## [Exercise brief]
Copy each of the following items line for line, without changing anything.

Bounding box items
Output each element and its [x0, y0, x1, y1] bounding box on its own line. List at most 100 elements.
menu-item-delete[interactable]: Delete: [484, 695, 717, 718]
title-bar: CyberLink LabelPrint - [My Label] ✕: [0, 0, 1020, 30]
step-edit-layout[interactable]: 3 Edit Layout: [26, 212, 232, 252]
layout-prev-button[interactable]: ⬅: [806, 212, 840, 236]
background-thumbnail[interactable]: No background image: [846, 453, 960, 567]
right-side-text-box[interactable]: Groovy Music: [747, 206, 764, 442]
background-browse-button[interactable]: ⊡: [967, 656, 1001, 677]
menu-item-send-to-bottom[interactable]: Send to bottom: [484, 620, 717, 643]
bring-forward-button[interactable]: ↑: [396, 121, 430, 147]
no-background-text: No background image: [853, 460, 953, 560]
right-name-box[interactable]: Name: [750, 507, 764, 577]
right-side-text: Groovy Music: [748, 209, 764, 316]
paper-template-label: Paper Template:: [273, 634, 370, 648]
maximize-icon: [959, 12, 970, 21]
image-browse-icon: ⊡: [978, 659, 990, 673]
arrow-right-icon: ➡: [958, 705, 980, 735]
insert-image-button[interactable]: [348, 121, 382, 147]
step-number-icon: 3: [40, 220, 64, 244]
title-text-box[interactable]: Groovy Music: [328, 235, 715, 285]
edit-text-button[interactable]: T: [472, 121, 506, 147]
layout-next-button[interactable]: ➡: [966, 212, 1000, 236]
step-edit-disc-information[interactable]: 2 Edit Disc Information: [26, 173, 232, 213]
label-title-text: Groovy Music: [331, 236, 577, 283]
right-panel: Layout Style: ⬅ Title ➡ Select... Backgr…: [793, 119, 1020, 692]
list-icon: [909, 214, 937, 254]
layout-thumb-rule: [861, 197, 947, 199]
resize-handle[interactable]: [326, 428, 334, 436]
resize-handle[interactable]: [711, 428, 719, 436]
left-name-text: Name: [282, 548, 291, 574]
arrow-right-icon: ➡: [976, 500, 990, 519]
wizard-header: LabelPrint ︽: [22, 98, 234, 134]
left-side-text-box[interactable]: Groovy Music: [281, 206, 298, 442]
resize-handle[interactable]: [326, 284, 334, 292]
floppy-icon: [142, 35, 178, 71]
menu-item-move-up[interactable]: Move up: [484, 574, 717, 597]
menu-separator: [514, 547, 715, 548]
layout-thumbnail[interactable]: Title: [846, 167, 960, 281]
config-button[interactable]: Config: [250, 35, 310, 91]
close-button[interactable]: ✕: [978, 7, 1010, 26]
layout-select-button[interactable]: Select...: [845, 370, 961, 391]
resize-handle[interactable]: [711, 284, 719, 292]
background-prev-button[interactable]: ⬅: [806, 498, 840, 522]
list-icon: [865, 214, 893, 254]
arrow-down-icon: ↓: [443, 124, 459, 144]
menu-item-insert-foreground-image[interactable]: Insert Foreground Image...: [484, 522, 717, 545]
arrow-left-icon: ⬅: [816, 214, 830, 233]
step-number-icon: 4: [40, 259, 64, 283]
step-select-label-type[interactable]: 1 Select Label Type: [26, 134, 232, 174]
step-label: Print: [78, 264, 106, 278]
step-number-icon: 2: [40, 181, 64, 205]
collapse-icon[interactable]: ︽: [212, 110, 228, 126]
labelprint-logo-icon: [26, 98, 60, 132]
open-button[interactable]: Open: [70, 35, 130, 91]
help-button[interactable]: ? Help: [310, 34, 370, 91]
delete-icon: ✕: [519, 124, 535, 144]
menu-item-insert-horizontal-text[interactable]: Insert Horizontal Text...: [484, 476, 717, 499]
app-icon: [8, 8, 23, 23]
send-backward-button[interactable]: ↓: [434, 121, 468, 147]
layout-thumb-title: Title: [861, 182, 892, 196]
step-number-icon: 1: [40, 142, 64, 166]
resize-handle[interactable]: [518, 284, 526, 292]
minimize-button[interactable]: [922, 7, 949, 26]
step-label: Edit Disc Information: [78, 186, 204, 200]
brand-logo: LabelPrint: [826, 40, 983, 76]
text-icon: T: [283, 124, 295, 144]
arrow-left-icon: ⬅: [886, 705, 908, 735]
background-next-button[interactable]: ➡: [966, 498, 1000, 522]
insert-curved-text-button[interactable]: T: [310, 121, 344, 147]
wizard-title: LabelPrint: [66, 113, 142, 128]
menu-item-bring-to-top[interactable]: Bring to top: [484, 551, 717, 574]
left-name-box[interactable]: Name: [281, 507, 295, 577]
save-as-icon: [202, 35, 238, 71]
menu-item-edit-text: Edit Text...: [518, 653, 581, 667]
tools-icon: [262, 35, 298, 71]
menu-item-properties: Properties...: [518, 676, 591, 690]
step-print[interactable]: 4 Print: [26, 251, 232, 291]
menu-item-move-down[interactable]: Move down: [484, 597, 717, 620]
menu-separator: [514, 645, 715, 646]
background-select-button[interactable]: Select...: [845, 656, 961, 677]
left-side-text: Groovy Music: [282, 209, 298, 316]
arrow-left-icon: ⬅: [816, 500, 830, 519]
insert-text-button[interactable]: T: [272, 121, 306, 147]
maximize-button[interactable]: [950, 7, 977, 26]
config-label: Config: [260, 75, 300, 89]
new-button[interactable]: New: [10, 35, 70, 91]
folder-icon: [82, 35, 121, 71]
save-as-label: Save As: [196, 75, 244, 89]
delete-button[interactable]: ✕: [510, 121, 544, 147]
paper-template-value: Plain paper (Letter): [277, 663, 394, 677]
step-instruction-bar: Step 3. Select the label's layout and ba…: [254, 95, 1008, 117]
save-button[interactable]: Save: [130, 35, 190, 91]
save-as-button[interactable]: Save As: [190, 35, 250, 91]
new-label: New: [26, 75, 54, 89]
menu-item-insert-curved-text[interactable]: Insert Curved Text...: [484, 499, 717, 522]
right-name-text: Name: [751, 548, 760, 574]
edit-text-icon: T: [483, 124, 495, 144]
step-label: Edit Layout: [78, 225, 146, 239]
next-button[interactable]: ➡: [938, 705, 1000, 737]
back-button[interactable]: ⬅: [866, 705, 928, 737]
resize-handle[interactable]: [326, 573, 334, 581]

## [Reply to the task]
Output each element and its [x0, y0, x1, y1] bounding box on its own line. List at most 100 elements.
menu-item-delete[interactable]: Delete: [484, 695, 717, 718]
title-bar: CyberLink LabelPrint - [My Label] ✕: [0, 0, 1020, 30]
step-edit-layout[interactable]: 3 Edit Layout: [26, 212, 232, 252]
layout-prev-button[interactable]: ⬅: [806, 212, 840, 236]
background-thumbnail[interactable]: No background image: [846, 453, 960, 567]
right-side-text-box[interactable]: Groovy Music: [747, 206, 764, 442]
background-browse-button[interactable]: ⊡: [967, 656, 1001, 677]
menu-item-send-to-bottom[interactable]: Send to bottom: [484, 620, 717, 643]
bring-forward-button[interactable]: ↑: [396, 121, 430, 147]
no-background-text: No background image: [853, 460, 953, 560]
right-name-box[interactable]: Name: [750, 507, 764, 577]
right-side-text: Groovy Music: [748, 209, 764, 316]
paper-template-label: Paper Template:: [273, 634, 370, 648]
maximize-icon: [959, 12, 970, 21]
image-browse-icon: ⊡: [978, 659, 990, 673]
arrow-right-icon: ➡: [958, 705, 980, 735]
insert-image-button[interactable]: [348, 121, 382, 147]
step-number-icon: 3: [40, 220, 64, 244]
title-text-box[interactable]: Groovy Music: [328, 235, 715, 285]
edit-text-button[interactable]: T: [472, 121, 506, 147]
layout-next-button[interactable]: ➡: [966, 212, 1000, 236]
step-edit-disc-information[interactable]: 2 Edit Disc Information: [26, 173, 232, 213]
label-title-text: Groovy Music: [331, 236, 577, 283]
right-panel: Layout Style: ⬅ Title ➡ Select... Backgr…: [793, 119, 1020, 692]
list-icon: [909, 214, 937, 254]
layout-thumb-rule: [861, 197, 947, 199]
resize-handle[interactable]: [326, 428, 334, 436]
resize-handle[interactable]: [711, 428, 719, 436]
left-name-text: Name: [282, 548, 291, 574]
arrow-right-icon: ➡: [976, 500, 990, 519]
wizard-header: LabelPrint ︽: [22, 98, 234, 134]
left-side-text-box[interactable]: Groovy Music: [281, 206, 298, 442]
resize-handle[interactable]: [326, 284, 334, 292]
floppy-icon: [142, 35, 178, 71]
menu-item-move-up[interactable]: Move up: [484, 574, 717, 597]
menu-separator: [514, 547, 715, 548]
layout-thumbnail[interactable]: Title: [846, 167, 960, 281]
config-button[interactable]: Config: [250, 35, 310, 91]
close-button[interactable]: ✕: [978, 7, 1010, 26]
layout-select-button[interactable]: Select...: [845, 370, 961, 391]
resize-handle[interactable]: [711, 284, 719, 292]
background-prev-button[interactable]: ⬅: [806, 498, 840, 522]
list-icon: [865, 214, 893, 254]
arrow-down-icon: ↓: [443, 124, 459, 144]
menu-item-insert-foreground-image[interactable]: Insert Foreground Image...: [484, 522, 717, 545]
arrow-left-icon: ⬅: [816, 214, 830, 233]
step-number-icon: 4: [40, 259, 64, 283]
step-select-label-type[interactable]: 1 Select Label Type: [26, 134, 232, 174]
step-label: Print: [78, 264, 106, 278]
step-number-icon: 2: [40, 181, 64, 205]
collapse-icon[interactable]: ︽: [212, 110, 228, 126]
labelprint-logo-icon: [26, 98, 60, 132]
open-button[interactable]: Open: [70, 35, 130, 91]
help-button[interactable]: ? Help: [310, 34, 370, 91]
delete-icon: ✕: [519, 124, 535, 144]
menu-item-insert-horizontal-text[interactable]: Insert Horizontal Text...: [484, 476, 717, 499]
app-icon: [8, 8, 23, 23]
send-backward-button[interactable]: ↓: [434, 121, 468, 147]
layout-thumb-title: Title: [861, 182, 892, 196]
step-number-icon: 1: [40, 142, 64, 166]
resize-handle[interactable]: [518, 284, 526, 292]
minimize-button[interactable]: [922, 7, 949, 26]
step-label: Edit Disc Information: [78, 186, 204, 200]
brand-logo: LabelPrint: [826, 40, 983, 76]
text-icon: T: [283, 124, 295, 144]
arrow-left-icon: ⬅: [886, 705, 908, 735]
background-next-button[interactable]: ➡: [966, 498, 1000, 522]
insert-curved-text-button[interactable]: T: [310, 121, 344, 147]
wizard-title: LabelPrint: [66, 113, 142, 128]
menu-item-bring-to-top[interactable]: Bring to top: [484, 551, 717, 574]
left-name-box[interactable]: Name: [281, 507, 295, 577]
save-as-icon: [202, 35, 238, 71]
menu-item-edit-text: Edit Text...: [518, 653, 581, 667]
tools-icon: [262, 35, 298, 71]
menu-item-properties: Properties...: [518, 676, 591, 690]
step-print[interactable]: 4 Print: [26, 251, 232, 291]
menu-item-move-down[interactable]: Move down: [484, 597, 717, 620]
menu-separator: [514, 645, 715, 646]
background-select-button[interactable]: Select...: [845, 656, 961, 677]
left-side-text: Groovy Music: [282, 209, 298, 316]
arrow-left-icon: ⬅: [816, 500, 830, 519]
insert-text-button[interactable]: T: [272, 121, 306, 147]
maximize-button[interactable]: [950, 7, 977, 26]
config-label: Config: [260, 75, 300, 89]
new-button[interactable]: New: [10, 35, 70, 91]
folder-icon: [82, 35, 121, 71]
save-as-label: Save As: [196, 75, 244, 89]
delete-button[interactable]: ✕: [510, 121, 544, 147]
paper-template-value: Plain paper (Letter): [277, 663, 394, 677]
step-instruction-bar: Step 3. Select the label's layout and ba…: [254, 95, 1008, 117]
save-button[interactable]: Save: [130, 35, 190, 91]
save-as-button[interactable]: Save As: [190, 35, 250, 91]
new-label: New: [26, 75, 54, 89]
menu-item-insert-curved-text[interactable]: Insert Curved Text...: [484, 499, 717, 522]
right-name-text: Name: [751, 548, 760, 574]
edit-text-icon: T: [483, 124, 495, 144]
step-label: Edit Layout: [78, 225, 146, 239]
next-button[interactable]: ➡: [938, 705, 1000, 737]
back-button[interactable]: ⬅: [866, 705, 928, 737]
resize-handle[interactable]: [326, 573, 334, 581]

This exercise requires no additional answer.